WRITTEN INSTRUCTION:
List every line in this data where the string "number" occurs.

SUPPLIED RECORDS:
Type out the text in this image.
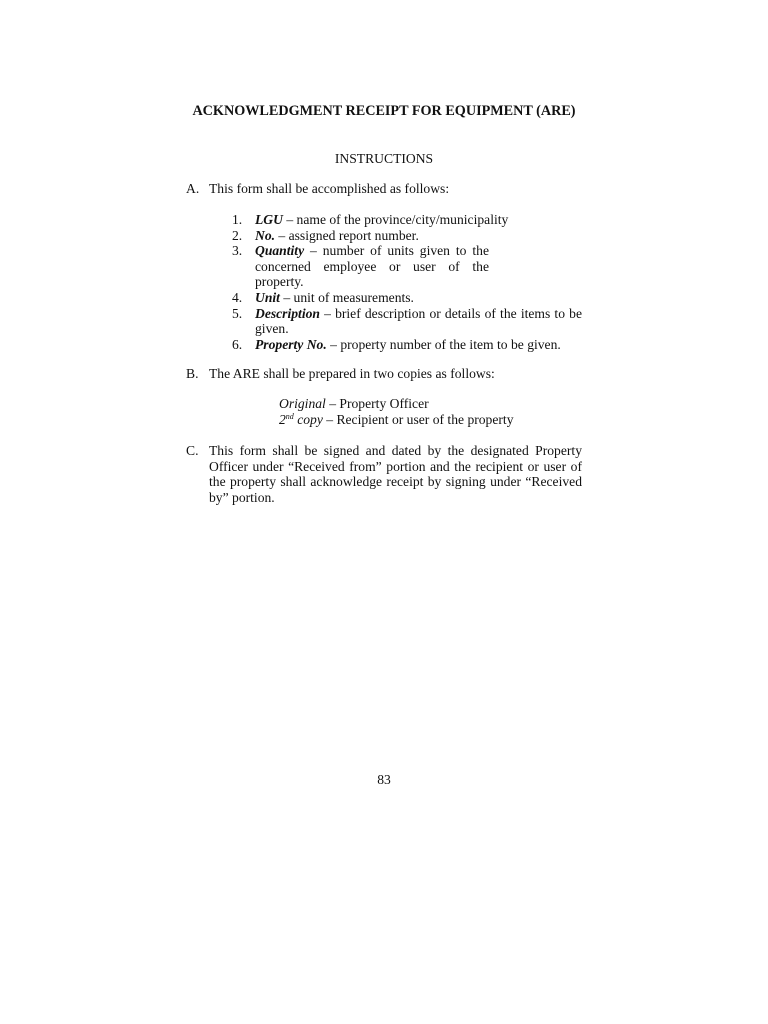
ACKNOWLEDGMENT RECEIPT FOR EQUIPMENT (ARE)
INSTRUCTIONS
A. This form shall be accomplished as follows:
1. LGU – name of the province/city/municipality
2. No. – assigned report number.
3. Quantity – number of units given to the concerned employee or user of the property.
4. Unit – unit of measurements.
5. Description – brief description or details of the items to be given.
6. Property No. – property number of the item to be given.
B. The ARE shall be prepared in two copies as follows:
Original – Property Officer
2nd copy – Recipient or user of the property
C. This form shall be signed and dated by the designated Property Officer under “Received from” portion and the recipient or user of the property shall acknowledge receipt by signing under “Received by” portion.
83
---
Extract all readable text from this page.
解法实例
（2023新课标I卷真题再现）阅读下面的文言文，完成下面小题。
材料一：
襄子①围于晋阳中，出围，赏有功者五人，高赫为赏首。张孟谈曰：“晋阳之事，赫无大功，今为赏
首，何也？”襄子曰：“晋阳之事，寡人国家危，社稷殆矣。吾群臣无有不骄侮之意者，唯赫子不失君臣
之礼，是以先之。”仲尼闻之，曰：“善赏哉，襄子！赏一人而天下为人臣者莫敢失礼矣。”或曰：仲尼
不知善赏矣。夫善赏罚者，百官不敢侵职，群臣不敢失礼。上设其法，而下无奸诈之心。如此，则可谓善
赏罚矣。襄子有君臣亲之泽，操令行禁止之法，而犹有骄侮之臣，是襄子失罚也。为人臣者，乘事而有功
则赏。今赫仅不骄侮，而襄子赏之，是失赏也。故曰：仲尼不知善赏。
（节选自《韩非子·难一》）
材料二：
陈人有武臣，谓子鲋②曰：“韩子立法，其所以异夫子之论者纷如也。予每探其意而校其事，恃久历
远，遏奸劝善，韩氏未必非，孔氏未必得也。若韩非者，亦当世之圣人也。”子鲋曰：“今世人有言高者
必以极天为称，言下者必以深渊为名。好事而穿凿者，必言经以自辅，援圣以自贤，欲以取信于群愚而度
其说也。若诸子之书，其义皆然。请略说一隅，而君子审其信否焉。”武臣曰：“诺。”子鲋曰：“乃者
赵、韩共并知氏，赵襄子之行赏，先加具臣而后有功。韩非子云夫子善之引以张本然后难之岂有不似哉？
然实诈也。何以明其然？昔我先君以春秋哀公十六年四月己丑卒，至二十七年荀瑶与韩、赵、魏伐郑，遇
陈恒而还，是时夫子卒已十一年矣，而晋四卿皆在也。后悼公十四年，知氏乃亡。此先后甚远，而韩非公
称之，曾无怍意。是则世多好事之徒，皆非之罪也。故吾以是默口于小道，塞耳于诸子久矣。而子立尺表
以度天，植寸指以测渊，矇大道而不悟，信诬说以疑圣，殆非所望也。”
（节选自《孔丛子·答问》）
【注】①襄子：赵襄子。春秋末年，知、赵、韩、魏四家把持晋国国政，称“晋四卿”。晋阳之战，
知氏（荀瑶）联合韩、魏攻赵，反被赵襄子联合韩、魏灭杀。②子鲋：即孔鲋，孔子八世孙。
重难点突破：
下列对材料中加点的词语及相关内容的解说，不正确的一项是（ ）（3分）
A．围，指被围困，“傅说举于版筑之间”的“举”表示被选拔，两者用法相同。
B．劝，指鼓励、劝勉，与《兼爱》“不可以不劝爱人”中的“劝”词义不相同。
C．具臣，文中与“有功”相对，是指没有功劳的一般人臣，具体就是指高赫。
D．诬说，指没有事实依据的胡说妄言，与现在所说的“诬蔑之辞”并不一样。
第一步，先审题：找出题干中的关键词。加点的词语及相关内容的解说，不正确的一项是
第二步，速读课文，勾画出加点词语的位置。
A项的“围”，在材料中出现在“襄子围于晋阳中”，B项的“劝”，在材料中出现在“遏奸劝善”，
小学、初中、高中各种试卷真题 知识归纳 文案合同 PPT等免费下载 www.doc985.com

SOLUTION TO THIS EXERCISE:
2. No. – assigned report number.
3. Quantity – number of units given to the concerned employee or user of the property.
6. Property No. – property number of the item to be given.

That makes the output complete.